# Short exercise:
Show each line of the material that contains the string "DHCP". Case must match.

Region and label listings
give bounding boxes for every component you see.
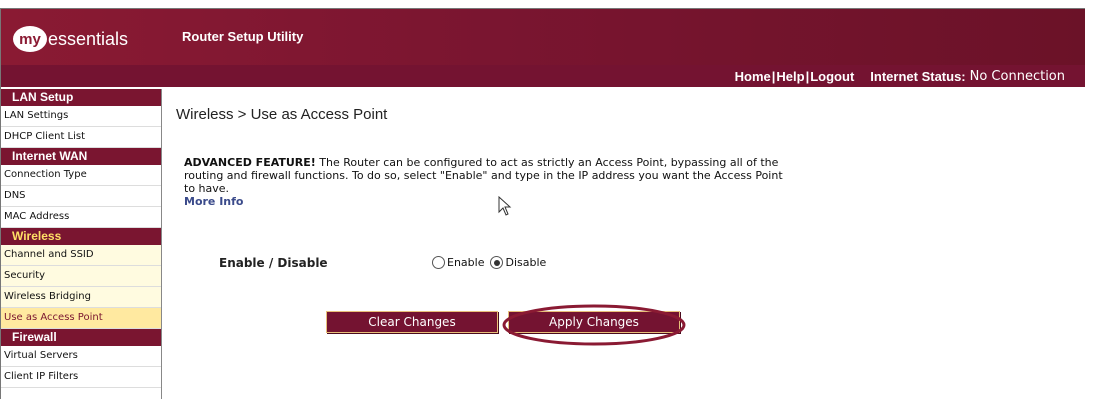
- logo-my: my: [13, 26, 47, 52]
- internet-status-value: No Connection: [969, 68, 1065, 84]
- browser-frame: my essentials Router Setup Utility Home …: [0, 8, 1085, 399]
- sidebar-item-mac-address[interactable]: MAC Address: [1, 207, 161, 228]
- sidebar-item-dns[interactable]: DNS: [1, 186, 161, 207]
- enable-disable-label: Enable / Disable: [219, 256, 328, 270]
- internet-status-label: Internet Status:: [870, 68, 966, 84]
- logout-link[interactable]: Logout: [810, 69, 854, 84]
- page-title: Wireless > Use as Access Point: [176, 106, 388, 123]
- link-separator: |: [805, 68, 810, 84]
- sidebar: LAN Setup LAN Settings DHCP Client List …: [1, 89, 162, 399]
- sidebar-item-virtual-servers[interactable]: Virtual Servers: [1, 346, 161, 367]
- logo: my essentials: [13, 25, 128, 53]
- sidebar-item-channel-and-ssid[interactable]: Channel and SSID: [1, 245, 161, 266]
- disable-radio-option[interactable]: Disable: [490, 256, 546, 269]
- feature-description: ADVANCED FEATURE! The Router can be conf…: [184, 156, 784, 208]
- more-info-link[interactable]: More Info: [184, 195, 244, 208]
- enable-radio-label: Enable: [447, 256, 485, 269]
- home-link[interactable]: Home: [735, 69, 771, 84]
- logo-text: essentials: [48, 28, 129, 49]
- header: my essentials Router Setup Utility Home …: [1, 9, 1085, 87]
- top-links: Home | Help | Logout Internet Status: No…: [735, 65, 1065, 87]
- sidebar-item-use-as-access-point[interactable]: Use as Access Point: [1, 308, 161, 329]
- sidebar-section-internet-wan[interactable]: Internet WAN: [1, 148, 161, 165]
- help-link[interactable]: Help: [776, 69, 804, 84]
- enable-radio[interactable]: [432, 256, 445, 269]
- mouse-cursor-icon: [498, 196, 512, 216]
- sidebar-item-client-ip-filters[interactable]: Client IP Filters: [1, 367, 161, 388]
- disable-radio-label: Disable: [505, 256, 547, 269]
- sidebar-item-lan-settings[interactable]: LAN Settings: [1, 106, 161, 127]
- enable-disable-radio-group: Enable Disable: [432, 256, 552, 269]
- sidebar-section-lan-setup[interactable]: LAN Setup: [1, 89, 161, 106]
- disable-radio[interactable]: [490, 256, 504, 269]
- clear-changes-button[interactable]: Clear Changes: [326, 311, 498, 333]
- sidebar-item-wireless-bridging[interactable]: Wireless Bridging: [1, 287, 161, 308]
- sidebar-section-wireless[interactable]: Wireless: [1, 228, 161, 245]
- highlight-ellipse: [502, 304, 686, 346]
- link-separator: |: [771, 68, 776, 84]
- advanced-feature-label: ADVANCED FEATURE!: [184, 156, 316, 169]
- sidebar-item-security[interactable]: Security: [1, 266, 161, 287]
- sidebar-item-dhcp-client-list[interactable]: DHCP Client List: [1, 127, 161, 148]
- app-title: Router Setup Utility: [182, 29, 304, 44]
- enable-radio-option[interactable]: Enable: [432, 256, 484, 269]
- sidebar-item-connection-type[interactable]: Connection Type: [1, 165, 161, 186]
- sidebar-section-firewall[interactable]: Firewall: [1, 329, 161, 346]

# Finished exercise:
- sidebar: LAN Setup LAN Settings DHCP Client List …: [1, 89, 162, 399]
- sidebar-item-dhcp-client-list[interactable]: DHCP Client List: [1, 127, 161, 148]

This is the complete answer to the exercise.